WORK INSTRUCTIONS
Lift every line from the entries that includes the word "megalou".

>> Begin EXCERPTED DATA

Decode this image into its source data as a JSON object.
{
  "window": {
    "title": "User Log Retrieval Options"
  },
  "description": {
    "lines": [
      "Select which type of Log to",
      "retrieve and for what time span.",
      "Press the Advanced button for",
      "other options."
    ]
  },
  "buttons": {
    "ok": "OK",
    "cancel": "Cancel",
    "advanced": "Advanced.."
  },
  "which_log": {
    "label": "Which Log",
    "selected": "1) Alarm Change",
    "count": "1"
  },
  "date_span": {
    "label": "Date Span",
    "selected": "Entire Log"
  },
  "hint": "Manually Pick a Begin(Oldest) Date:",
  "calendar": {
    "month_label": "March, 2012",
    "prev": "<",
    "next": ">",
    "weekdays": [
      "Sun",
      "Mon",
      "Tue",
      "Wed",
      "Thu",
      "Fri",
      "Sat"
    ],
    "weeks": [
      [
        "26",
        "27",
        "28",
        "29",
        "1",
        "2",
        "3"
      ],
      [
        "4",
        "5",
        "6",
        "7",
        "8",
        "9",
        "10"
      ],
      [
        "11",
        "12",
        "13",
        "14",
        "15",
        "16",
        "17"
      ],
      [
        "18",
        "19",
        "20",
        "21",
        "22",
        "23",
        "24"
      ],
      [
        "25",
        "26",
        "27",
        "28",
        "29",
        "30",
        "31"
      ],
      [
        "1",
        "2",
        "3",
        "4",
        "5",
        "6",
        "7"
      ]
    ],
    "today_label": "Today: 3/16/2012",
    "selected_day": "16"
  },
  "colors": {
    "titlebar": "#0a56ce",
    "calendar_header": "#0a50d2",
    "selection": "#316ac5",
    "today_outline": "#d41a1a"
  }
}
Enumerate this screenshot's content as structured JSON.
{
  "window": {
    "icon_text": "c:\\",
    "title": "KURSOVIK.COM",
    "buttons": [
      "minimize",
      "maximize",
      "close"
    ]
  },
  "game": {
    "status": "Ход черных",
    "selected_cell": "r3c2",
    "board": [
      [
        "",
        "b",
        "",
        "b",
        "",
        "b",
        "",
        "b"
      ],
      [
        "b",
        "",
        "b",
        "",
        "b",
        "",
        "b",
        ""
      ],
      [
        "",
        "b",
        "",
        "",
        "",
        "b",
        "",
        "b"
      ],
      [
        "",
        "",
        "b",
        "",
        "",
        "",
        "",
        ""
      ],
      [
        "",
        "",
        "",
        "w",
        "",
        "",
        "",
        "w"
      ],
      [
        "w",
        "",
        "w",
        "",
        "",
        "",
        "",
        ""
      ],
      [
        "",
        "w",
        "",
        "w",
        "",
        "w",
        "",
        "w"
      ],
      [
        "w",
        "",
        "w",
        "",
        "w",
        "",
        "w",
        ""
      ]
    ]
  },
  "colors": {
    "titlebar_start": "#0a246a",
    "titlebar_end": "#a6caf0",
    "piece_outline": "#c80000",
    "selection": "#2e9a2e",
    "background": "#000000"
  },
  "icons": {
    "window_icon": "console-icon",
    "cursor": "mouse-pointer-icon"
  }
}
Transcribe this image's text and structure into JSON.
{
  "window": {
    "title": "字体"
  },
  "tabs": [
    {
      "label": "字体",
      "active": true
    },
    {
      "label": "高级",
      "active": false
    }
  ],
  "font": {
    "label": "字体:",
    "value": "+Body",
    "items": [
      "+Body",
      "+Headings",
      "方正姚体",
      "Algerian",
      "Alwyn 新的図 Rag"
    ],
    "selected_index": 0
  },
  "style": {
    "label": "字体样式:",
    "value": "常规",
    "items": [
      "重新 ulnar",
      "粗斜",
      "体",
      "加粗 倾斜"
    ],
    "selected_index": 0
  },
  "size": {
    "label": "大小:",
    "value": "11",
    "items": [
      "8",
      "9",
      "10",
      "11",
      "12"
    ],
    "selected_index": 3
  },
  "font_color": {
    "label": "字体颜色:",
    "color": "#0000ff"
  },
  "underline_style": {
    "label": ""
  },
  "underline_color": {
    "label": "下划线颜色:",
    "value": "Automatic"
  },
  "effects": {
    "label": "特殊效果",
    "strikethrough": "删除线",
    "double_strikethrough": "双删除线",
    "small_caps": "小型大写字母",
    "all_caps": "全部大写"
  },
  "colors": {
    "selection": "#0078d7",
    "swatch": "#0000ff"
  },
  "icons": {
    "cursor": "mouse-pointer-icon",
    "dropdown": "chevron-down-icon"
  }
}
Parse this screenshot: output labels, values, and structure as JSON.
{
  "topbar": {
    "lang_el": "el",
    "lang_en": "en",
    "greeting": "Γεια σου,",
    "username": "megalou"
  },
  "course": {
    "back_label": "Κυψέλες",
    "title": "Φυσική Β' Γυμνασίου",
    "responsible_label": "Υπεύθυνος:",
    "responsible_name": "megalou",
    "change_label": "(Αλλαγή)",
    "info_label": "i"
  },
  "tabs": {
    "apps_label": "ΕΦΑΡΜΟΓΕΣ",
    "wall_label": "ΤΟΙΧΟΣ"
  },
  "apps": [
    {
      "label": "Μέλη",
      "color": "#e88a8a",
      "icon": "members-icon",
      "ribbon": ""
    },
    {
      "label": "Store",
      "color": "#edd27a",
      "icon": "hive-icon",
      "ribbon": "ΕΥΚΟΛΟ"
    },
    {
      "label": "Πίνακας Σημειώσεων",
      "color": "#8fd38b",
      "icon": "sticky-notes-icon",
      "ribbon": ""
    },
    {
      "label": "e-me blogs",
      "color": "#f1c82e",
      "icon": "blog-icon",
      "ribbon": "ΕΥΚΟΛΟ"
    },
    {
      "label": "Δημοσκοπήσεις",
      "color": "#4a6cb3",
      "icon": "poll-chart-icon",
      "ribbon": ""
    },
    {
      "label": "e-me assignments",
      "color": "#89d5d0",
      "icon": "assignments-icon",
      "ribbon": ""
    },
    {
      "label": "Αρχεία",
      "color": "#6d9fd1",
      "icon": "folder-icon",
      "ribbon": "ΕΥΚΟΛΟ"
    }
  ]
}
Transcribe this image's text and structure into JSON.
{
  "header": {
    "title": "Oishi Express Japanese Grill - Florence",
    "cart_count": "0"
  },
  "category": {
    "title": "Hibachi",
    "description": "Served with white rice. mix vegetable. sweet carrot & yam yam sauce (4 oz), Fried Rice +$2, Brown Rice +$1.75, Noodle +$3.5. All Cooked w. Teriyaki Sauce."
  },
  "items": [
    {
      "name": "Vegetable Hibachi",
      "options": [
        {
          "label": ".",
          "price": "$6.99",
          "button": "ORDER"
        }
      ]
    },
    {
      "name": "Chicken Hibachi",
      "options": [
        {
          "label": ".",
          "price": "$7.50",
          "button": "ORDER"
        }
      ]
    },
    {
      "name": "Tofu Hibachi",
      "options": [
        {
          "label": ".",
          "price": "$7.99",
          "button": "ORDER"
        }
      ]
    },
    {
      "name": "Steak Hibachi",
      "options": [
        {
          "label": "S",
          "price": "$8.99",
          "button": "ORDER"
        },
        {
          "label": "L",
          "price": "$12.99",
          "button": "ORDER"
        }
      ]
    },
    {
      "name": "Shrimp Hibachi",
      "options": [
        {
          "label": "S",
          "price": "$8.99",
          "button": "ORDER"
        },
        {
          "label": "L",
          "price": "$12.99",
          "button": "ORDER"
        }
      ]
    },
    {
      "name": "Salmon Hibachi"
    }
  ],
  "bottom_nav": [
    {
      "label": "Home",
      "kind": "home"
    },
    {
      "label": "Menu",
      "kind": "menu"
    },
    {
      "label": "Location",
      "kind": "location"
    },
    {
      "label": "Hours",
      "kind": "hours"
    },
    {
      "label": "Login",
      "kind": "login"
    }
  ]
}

>> End EXCERPTED DATA

TASK OUTPUT
    "username": "megalou"
    "responsible_name": "megalou",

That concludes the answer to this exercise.